[Stored items]
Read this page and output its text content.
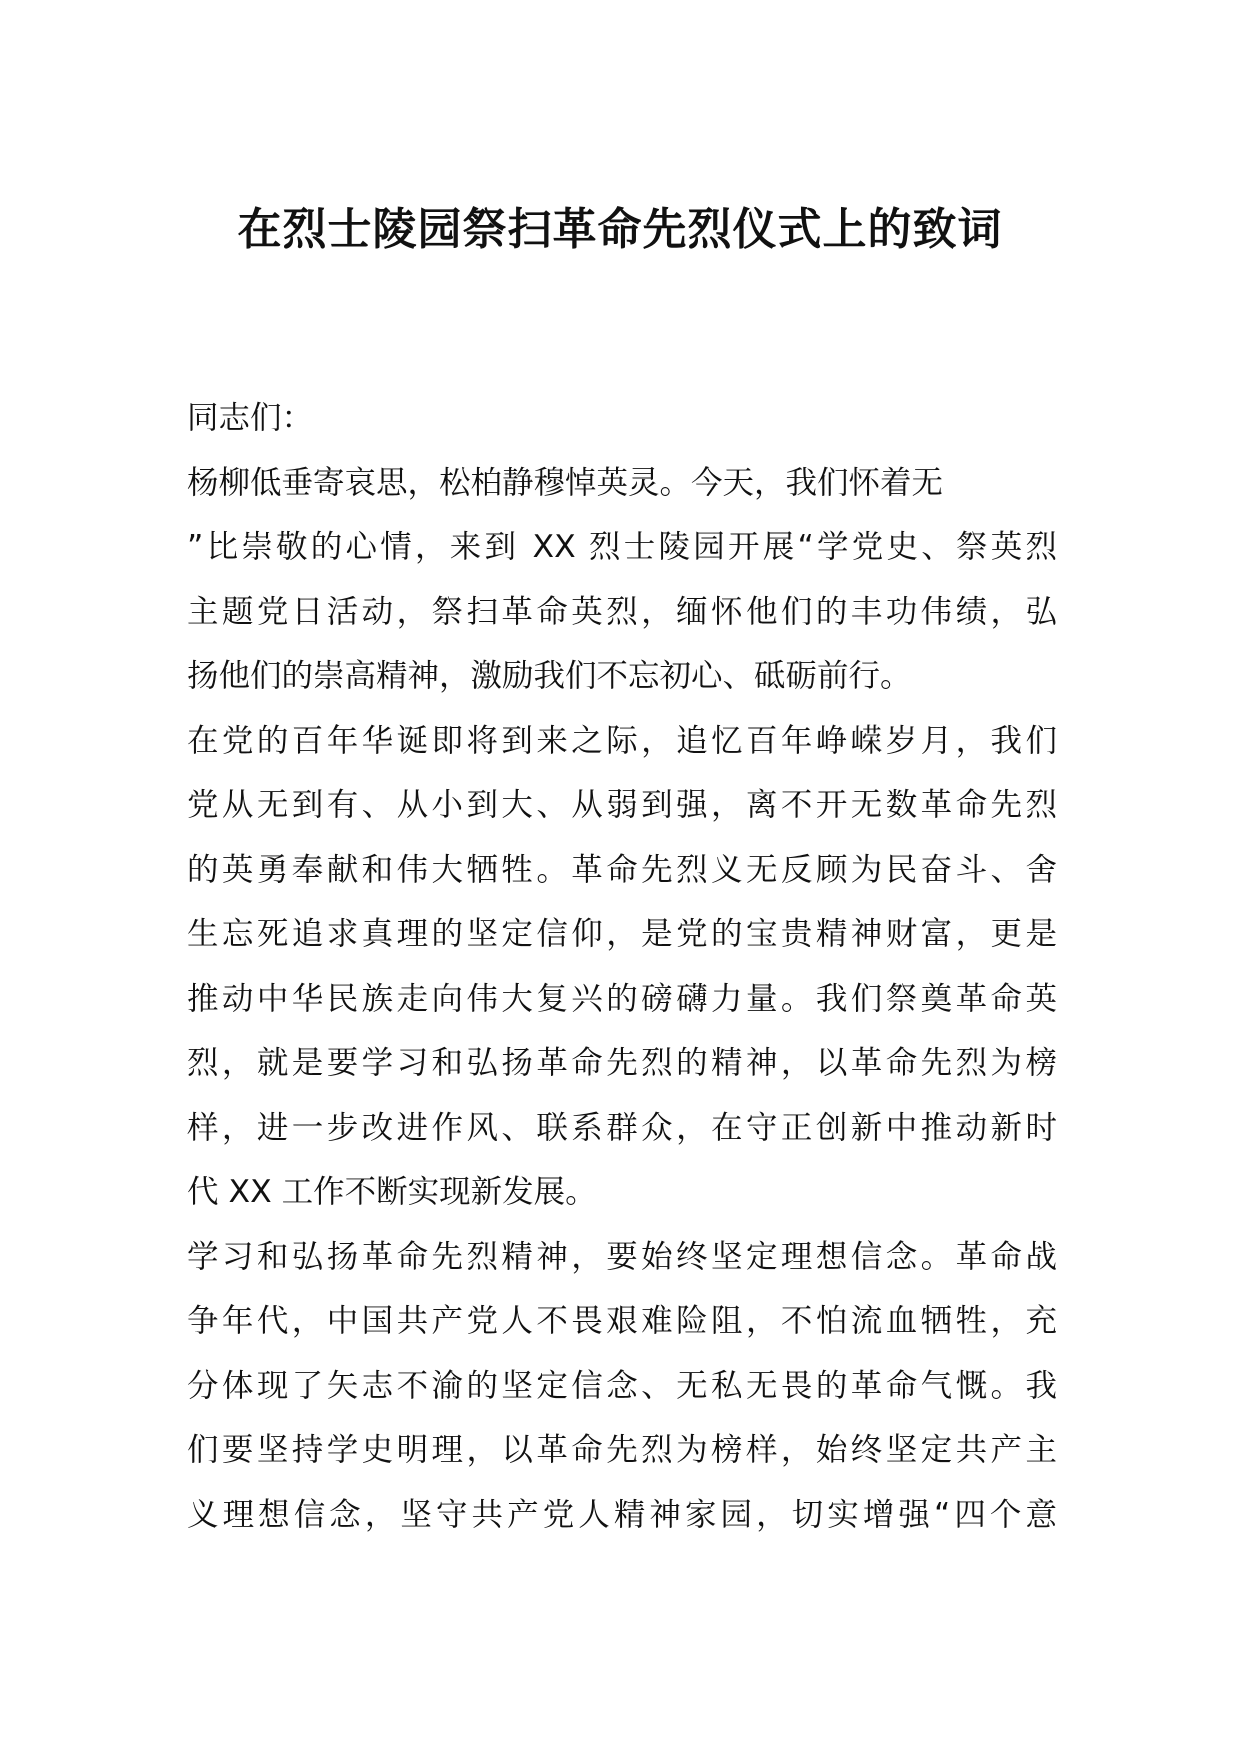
在烈士陵园祭扫革命先烈仪式上的致词
同志们：
杨柳低垂寄哀思，松柏静穆悼英灵。今天，我们怀着无
”比崇敬的心情，来到 XX 烈士陵园开展“学党史、祭英烈
主题党日活动，祭扫革命英烈，缅怀他们的丰功伟绩，弘
扬他们的崇高精神，激励我们不忘初心、砥砺前行。
在党的百年华诞即将到来之际，追忆百年峥嵘岁月，我们
党从无到有、从小到大、从弱到强，离不开无数革命先烈
的英勇奉献和伟大牺牲。革命先烈义无反顾为民奋斗、舍
生忘死追求真理的坚定信仰，是党的宝贵精神财富，更是
推动中华民族走向伟大复兴的磅礴力量。我们祭奠革命英
烈，就是要学习和弘扬革命先烈的精神，以革命先烈为榜
样，进一步改进作风、联系群众，在守正创新中推动新时
代 XX 工作不断实现新发展。
学习和弘扬革命先烈精神，要始终坚定理想信念。革命战
争年代，中国共产党人不畏艰难险阻，不怕流血牺牲，充
分体现了矢志不渝的坚定信念、无私无畏的革命气慨。我
们要坚持学史明理，以革命先烈为榜样，始终坚定共产主
义理想信念，坚守共产党人精神家园，切实增强“四个意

| TASK PROMPT |
Keep the pictures out of your copy, and repeat every entry above exactly.

| WRITTEN RESPONSE |
Read this page and output its text content.
在烈士陵园祭扫革命先烈仪式上的致词
同志们：
杨柳低垂寄哀思，松柏静穆悼英灵。今天，我们怀着无
”比崇敬的心情，来到 XX 烈士陵园开展“学党史、祭英烈
主题党日活动，祭扫革命英烈，缅怀他们的丰功伟绩，弘
扬他们的崇高精神，激励我们不忘初心、砥砺前行。
在党的百年华诞即将到来之际，追忆百年峥嵘岁月，我们
党从无到有、从小到大、从弱到强，离不开无数革命先烈
的英勇奉献和伟大牺牲。革命先烈义无反顾为民奋斗、舍
生忘死追求真理的坚定信仰，是党的宝贵精神财富，更是
推动中华民族走向伟大复兴的磅礴力量。我们祭奠革命英
烈，就是要学习和弘扬革命先烈的精神，以革命先烈为榜
样，进一步改进作风、联系群众，在守正创新中推动新时
代 XX 工作不断实现新发展。
学习和弘扬革命先烈精神，要始终坚定理想信念。革命战
争年代，中国共产党人不畏艰难险阻，不怕流血牺牲，充
分体现了矢志不渝的坚定信念、无私无畏的革命气慨。我
们要坚持学史明理，以革命先烈为榜样，始终坚定共产主
义理想信念，坚守共产党人精神家园，切实增强“四个意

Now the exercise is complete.